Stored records
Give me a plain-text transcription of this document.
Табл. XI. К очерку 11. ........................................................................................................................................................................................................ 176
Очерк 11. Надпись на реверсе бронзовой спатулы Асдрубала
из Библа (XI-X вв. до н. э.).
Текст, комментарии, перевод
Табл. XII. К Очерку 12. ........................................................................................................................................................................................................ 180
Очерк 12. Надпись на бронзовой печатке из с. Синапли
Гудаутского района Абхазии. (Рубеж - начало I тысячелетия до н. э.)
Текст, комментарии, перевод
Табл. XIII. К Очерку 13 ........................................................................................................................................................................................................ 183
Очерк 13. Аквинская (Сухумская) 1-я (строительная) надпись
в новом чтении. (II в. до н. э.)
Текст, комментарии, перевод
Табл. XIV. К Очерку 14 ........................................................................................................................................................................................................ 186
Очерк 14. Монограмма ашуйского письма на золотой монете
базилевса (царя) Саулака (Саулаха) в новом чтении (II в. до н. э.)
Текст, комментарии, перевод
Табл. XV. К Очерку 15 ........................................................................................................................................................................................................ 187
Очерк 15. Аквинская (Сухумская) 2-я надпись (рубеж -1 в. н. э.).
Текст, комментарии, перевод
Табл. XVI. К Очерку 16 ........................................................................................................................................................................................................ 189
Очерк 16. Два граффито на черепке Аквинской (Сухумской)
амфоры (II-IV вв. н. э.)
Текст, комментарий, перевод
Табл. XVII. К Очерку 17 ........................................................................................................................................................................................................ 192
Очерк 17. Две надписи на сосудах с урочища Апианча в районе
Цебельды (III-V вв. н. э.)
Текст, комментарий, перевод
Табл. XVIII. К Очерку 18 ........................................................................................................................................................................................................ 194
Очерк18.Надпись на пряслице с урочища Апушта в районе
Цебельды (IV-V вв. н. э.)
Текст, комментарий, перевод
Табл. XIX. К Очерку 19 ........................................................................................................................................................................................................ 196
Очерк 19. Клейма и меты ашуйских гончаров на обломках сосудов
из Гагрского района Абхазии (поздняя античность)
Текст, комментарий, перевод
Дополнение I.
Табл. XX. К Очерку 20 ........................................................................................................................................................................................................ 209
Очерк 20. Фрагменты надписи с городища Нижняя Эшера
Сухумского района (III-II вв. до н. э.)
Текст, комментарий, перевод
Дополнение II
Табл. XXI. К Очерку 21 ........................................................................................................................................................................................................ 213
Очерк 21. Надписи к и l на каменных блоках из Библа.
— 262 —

WHAT YOU WILL DO: Copy every record exactly, with nothing added or dropped.

COMPLETE ANSWER:
Give me a plain-text transcription of this document.
Табл. XI. К очерку 11. ........................................................................................................................................................................................................ 176
Очерк 11. Надпись на реверсе бронзовой спатулы Асдрубала
из Библа (XI-X вв. до н. э.).
Текст, комментарии, перевод
Табл. XII. К Очерку 12. ........................................................................................................................................................................................................ 180
Очерк 12. Надпись на бронзовой печатке из с. Синапли
Гудаутского района Абхазии. (Рубеж - начало I тысячелетия до н. э.)
Текст, комментарии, перевод
Табл. XIII. К Очерку 13 ........................................................................................................................................................................................................ 183
Очерк 13. Аквинская (Сухумская) 1-я (строительная) надпись
в новом чтении. (II в. до н. э.)
Текст, комментарии, перевод
Табл. XIV. К Очерку 14 ........................................................................................................................................................................................................ 186
Очерк 14. Монограмма ашуйского письма на золотой монете
базилевса (царя) Саулака (Саулаха) в новом чтении (II в. до н. э.)
Текст, комментарии, перевод
Табл. XV. К Очерку 15 ........................................................................................................................................................................................................ 187
Очерк 15. Аквинская (Сухумская) 2-я надпись (рубеж -1 в. н. э.).
Текст, комментарии, перевод
Табл. XVI. К Очерку 16 ........................................................................................................................................................................................................ 189
Очерк 16. Два граффито на черепке Аквинской (Сухумской)
амфоры (II-IV вв. н. э.)
Текст, комментарий, перевод
Табл. XVII. К Очерку 17 ........................................................................................................................................................................................................ 192
Очерк 17. Две надписи на сосудах с урочища Апианча в районе
Цебельды (III-V вв. н. э.)
Текст, комментарий, перевод
Табл. XVIII. К Очерку 18 ........................................................................................................................................................................................................ 194
Очерк18.Надпись на пряслице с урочища Апушта в районе
Цебельды (IV-V вв. н. э.)
Текст, комментарий, перевод
Табл. XIX. К Очерку 19 ........................................................................................................................................................................................................ 196
Очерк 19. Клейма и меты ашуйских гончаров на обломках сосудов
из Гагрского района Абхазии (поздняя античность)
Текст, комментарий, перевод
Дополнение I.
Табл. XX. К Очерку 20 ........................................................................................................................................................................................................ 209
Очерк 20. Фрагменты надписи с городища Нижняя Эшера
Сухумского района (III-II вв. до н. э.)
Текст, комментарий, перевод
Дополнение II
Табл. XXI. К Очерку 21 ........................................................................................................................................................................................................ 213
Очерк 21. Надписи к и l на каменных блоках из Библа.
— 262 —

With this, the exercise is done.